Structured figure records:
--

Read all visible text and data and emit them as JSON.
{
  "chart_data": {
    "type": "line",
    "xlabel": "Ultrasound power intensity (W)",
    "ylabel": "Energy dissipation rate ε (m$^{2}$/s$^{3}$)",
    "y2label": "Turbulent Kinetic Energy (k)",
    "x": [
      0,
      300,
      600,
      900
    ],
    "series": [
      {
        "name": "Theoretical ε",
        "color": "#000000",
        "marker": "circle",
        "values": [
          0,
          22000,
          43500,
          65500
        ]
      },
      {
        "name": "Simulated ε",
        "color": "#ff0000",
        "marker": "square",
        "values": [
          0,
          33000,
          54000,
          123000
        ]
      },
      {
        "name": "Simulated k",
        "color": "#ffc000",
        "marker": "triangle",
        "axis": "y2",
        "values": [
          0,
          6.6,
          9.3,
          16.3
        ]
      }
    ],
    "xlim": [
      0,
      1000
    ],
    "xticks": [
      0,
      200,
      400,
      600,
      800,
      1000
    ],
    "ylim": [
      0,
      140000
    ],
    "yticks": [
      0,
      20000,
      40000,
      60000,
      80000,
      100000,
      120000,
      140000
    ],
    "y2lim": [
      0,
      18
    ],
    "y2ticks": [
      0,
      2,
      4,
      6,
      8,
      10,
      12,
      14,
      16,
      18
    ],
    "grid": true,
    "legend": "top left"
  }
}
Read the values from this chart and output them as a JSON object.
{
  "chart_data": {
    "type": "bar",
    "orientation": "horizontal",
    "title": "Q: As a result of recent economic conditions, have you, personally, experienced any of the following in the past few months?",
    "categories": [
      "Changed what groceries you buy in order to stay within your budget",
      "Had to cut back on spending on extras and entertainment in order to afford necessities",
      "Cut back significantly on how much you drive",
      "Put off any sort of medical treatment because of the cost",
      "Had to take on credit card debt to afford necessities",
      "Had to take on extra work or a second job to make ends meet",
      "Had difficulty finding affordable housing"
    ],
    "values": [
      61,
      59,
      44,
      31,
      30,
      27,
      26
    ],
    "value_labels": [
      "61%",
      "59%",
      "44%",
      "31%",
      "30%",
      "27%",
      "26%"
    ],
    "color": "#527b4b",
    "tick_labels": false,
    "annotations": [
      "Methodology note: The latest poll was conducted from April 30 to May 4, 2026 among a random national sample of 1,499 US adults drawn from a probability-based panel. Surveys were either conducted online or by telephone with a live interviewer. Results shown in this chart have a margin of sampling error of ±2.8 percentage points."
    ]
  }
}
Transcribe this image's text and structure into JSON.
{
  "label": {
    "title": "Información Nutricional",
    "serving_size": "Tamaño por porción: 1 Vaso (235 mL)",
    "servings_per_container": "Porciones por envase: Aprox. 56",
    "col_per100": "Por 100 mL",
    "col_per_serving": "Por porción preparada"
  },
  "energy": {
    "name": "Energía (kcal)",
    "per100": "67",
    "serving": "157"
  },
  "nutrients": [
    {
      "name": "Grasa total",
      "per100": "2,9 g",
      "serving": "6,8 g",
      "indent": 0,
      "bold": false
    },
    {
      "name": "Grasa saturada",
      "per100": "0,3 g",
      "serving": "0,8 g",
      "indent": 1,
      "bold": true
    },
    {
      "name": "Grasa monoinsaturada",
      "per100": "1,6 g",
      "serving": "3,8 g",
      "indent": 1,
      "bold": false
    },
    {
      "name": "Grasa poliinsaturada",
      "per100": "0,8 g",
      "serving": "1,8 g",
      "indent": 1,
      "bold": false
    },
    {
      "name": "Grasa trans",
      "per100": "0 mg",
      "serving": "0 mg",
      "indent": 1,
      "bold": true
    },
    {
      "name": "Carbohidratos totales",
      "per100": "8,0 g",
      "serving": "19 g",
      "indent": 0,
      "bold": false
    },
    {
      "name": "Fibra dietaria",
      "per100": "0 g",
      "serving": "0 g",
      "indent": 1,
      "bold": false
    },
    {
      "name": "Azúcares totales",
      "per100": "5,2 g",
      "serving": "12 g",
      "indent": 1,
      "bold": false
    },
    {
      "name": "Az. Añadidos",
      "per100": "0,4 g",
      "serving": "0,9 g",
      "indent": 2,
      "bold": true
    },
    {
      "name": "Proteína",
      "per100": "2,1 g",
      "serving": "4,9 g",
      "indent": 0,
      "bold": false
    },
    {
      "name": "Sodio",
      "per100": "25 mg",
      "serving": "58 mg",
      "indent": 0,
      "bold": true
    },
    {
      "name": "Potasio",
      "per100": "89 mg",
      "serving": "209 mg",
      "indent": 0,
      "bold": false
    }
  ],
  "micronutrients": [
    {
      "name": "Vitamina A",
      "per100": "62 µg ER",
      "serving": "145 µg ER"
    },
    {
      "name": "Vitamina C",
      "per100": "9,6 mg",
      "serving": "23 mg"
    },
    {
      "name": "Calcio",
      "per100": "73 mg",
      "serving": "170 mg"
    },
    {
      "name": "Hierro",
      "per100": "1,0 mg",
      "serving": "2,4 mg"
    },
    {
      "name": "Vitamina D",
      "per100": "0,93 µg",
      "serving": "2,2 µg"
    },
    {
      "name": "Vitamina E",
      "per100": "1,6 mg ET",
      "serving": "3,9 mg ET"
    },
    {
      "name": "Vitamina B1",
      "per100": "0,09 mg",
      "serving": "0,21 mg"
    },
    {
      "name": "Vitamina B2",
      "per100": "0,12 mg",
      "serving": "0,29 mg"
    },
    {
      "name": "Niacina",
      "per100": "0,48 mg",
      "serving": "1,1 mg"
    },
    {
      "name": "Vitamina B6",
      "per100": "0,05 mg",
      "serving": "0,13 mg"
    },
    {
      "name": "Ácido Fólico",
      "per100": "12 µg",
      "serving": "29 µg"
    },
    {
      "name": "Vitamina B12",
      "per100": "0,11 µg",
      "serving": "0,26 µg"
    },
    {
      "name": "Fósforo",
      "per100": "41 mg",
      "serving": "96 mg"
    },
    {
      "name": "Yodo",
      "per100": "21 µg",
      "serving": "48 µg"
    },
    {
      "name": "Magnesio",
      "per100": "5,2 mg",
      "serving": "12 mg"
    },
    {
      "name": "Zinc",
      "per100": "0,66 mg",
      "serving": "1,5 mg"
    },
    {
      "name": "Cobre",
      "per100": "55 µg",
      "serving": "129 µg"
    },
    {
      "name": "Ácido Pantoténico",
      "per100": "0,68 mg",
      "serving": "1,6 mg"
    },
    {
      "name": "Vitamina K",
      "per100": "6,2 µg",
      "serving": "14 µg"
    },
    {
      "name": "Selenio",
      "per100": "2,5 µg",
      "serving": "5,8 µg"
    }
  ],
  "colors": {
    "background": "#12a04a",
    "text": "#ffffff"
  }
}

--

• AIM OF THE EXERCISE: Scan the lines for the string "them". Copy out each line that matches.

• WRITTEN ANSWER:
Read all visible text and data and emit them as JSON.
Read the values from this chart and output them as a JSON object.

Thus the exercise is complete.